Una vez más, la fe tendrá la precisa forma de una roca y la roca tendrás las precisas formas del Señor, como testigo silencioso de una infinita colección de promesas, de una inacabada antología de agradecimientos, de una prolongada recopilación de emociones compartidas, de un inagotable compendio de lágrimas y de una interminable reunión de almas en regocijo. Y hoy nadie, nisiquiera Dios, se atreverá a cuestionar, por unas horas, todo lo pagano del rito.
Porque allí, en la roca, en El Señor de la Peña, quedarán grabados como indelebles memorias las manos, los rostros, el sufrimiento, las miserias y las esperanzas. En permanencia perpetua.

UN POCO DE HISTORIA

El Señor de la Peña es una enorme roca con forma de rostro (perfil y cabellera), desprendida de las estribaciones de la Sierra del Velasco, de remota fecha aún sin determinar, aunque se estima que 2 mil años DC. Está ubicado geográficamente en el Paraje El Barreal, en el Departamento Arauco, provincia de La Rioja.
Los habitantes Diaguitas fueron los primeros en encontrar esta roca, y la tomaron como un punto de referencia para sus cacerías de animales salvajes. Además, este lugar les servía de resguardo, sombra y protección de la seca y árida extensión de tierra Arauqueña. Lo llamaron primitivamente el Dios Llastay (Protector de la montaña y la Caza).
Lo hicieron así porque esta etnia indígena adoraba toda figura antropomórfica, es decir que en aquellos tiempos, los aborígenes ya descubrieron su forma de rostro humano.
Con el paso del tiempo, y con la llegada de los primeros Españoles a la región, trayendo consigo la misión de Cristianizar, aprovechan esa antigua devoción indígena para inculcar que se trataba del rostro de Cristo. Desde allí es que toma el nombre de “El Señor de la Peña”.
+ + + + +
Según el texto sobre El Señor de la Peña, ¿en qué departamento y provincia se encuentra la roca? Para responder, basta con el texto; no recurra a otra fuente.

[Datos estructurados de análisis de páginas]
+ + + + +
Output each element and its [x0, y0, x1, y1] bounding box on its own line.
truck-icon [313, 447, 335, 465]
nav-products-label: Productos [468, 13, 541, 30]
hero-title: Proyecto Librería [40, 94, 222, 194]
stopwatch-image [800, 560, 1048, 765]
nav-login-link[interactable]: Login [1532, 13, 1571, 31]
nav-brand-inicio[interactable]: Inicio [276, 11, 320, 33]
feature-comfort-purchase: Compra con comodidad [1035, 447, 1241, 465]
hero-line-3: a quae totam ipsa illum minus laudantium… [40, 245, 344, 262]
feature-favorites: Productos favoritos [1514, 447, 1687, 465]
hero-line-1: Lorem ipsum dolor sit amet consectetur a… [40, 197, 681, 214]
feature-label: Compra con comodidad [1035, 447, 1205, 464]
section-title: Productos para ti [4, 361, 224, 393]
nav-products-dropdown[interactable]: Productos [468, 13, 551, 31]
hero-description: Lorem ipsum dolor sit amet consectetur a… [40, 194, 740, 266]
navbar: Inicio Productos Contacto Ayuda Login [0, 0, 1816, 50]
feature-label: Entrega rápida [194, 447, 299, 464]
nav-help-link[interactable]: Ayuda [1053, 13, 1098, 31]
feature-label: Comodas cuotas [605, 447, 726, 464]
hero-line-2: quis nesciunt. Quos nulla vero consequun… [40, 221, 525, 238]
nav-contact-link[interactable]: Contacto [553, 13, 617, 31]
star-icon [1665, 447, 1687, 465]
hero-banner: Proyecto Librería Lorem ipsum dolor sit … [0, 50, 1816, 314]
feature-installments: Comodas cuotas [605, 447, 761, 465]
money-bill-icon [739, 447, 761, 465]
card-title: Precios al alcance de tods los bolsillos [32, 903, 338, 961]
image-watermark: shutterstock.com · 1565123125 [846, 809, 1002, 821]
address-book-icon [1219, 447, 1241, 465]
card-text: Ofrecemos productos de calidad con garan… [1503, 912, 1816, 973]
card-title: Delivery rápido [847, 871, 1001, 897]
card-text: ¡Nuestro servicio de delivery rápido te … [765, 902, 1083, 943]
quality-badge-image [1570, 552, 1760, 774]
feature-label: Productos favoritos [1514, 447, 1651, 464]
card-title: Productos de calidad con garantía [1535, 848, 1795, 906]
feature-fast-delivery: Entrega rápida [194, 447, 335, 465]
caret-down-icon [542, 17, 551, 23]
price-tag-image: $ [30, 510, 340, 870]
+ + + + +
* Solución desarrollada
En el Departamento Arauco, provincia de La Rioja.